**Records that describe figures**
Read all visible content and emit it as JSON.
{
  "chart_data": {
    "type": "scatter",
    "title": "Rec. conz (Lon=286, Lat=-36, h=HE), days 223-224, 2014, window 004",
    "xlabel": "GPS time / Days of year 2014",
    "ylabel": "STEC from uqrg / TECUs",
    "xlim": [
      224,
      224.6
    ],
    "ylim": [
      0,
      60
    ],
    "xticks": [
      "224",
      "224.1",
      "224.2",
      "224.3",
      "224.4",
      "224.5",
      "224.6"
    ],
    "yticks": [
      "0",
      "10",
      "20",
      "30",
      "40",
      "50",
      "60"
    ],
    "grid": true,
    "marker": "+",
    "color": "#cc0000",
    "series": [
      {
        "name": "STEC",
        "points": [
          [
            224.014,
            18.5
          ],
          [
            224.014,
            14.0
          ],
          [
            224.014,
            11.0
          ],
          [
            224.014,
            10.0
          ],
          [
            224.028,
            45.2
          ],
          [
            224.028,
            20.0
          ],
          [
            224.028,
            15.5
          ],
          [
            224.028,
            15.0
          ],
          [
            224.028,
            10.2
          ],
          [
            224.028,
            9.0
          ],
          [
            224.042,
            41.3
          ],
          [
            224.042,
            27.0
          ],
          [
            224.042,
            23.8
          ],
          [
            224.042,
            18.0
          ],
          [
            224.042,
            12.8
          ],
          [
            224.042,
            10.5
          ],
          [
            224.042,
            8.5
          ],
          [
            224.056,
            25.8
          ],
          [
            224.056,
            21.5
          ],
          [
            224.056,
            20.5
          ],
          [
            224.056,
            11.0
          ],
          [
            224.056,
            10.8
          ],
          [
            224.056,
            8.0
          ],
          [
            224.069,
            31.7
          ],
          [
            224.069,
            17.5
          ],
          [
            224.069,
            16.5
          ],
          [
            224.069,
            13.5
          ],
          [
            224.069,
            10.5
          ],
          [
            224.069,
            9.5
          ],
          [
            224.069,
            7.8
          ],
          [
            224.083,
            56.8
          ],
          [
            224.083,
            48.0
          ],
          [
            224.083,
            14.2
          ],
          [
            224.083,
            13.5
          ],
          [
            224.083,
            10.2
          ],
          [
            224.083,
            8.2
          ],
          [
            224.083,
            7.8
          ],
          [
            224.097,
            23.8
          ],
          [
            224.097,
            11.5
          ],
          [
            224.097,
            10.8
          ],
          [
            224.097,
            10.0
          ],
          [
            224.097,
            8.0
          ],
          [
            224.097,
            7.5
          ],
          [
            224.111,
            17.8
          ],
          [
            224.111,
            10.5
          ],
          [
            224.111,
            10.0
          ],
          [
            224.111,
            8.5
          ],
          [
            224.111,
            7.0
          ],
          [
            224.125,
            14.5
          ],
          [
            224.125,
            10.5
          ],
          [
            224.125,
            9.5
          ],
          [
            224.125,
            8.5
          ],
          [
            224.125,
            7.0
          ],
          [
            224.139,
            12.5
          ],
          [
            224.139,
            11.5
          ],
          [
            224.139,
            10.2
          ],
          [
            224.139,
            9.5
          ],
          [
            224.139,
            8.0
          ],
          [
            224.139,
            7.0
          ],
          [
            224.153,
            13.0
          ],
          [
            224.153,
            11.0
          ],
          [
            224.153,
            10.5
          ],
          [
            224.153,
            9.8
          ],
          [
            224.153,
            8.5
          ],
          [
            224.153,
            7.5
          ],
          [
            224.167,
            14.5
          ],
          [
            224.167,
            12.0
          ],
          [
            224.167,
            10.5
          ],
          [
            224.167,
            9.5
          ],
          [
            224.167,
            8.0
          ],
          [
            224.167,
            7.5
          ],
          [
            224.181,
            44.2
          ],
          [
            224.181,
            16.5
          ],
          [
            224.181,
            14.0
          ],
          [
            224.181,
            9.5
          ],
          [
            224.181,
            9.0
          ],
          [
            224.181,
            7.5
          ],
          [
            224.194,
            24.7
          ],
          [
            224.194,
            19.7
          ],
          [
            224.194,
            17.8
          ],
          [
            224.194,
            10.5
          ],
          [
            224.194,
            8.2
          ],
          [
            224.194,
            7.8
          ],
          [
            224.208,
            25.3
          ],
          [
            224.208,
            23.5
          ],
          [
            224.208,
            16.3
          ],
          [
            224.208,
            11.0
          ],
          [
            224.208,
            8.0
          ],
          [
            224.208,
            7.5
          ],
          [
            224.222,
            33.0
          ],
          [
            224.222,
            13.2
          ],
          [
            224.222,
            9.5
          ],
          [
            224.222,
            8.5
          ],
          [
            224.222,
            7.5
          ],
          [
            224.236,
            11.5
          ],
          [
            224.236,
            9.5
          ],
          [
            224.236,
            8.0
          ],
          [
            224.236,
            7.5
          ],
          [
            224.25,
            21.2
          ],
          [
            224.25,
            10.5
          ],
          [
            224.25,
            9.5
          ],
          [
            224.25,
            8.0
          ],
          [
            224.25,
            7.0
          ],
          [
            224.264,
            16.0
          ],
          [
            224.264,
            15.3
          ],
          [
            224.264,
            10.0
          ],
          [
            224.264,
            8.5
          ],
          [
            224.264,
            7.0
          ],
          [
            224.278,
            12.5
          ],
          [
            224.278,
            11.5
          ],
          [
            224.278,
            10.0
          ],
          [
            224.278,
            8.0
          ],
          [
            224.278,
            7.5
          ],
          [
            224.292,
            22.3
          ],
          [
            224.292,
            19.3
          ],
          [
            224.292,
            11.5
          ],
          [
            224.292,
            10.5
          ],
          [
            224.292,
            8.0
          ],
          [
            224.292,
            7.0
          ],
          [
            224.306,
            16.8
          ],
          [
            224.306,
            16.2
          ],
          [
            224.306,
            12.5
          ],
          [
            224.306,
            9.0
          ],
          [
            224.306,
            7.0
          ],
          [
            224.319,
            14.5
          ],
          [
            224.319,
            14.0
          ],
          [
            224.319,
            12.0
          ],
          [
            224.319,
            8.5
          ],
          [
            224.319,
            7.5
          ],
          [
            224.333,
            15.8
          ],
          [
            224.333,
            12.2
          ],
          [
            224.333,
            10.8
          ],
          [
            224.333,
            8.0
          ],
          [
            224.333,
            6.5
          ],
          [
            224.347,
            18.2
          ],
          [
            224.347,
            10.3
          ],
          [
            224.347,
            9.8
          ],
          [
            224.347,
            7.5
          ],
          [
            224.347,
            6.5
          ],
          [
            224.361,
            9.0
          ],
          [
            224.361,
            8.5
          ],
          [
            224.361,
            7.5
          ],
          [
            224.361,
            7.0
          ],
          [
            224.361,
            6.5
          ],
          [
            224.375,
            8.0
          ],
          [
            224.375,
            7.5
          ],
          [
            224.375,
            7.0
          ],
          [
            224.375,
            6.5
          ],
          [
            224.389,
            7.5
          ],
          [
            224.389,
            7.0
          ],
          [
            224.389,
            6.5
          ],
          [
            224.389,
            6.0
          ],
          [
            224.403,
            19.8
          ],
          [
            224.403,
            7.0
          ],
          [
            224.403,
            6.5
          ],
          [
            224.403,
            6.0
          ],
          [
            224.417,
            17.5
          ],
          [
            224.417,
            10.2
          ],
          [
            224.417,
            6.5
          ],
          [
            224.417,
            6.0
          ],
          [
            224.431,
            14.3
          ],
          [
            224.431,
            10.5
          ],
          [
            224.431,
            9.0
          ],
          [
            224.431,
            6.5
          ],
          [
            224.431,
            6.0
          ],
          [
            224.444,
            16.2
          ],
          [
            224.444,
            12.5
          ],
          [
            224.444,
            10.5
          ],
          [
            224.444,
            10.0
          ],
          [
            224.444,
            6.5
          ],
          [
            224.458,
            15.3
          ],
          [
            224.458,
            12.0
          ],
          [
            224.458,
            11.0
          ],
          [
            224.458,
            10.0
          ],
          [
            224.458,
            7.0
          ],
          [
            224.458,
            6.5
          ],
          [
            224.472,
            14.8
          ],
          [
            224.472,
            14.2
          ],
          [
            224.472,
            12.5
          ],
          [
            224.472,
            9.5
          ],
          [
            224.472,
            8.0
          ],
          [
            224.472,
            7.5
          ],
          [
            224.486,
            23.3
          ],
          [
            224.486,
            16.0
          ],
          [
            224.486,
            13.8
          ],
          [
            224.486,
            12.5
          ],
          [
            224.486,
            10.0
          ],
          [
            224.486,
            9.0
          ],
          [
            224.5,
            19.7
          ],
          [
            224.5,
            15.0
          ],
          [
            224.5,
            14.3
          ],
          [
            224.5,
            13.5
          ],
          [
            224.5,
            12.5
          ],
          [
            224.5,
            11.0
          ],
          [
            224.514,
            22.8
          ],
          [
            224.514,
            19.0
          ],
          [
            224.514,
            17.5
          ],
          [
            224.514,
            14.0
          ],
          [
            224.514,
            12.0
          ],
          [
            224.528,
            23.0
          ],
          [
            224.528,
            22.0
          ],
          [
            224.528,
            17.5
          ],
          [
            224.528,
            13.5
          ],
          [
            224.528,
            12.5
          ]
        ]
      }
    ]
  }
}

**Task**
Select and copy every line from the records that includes the word "STEC".

**Completed task**
    "ylabel": "STEC from uqrg / TECUs",
        "name": "STEC",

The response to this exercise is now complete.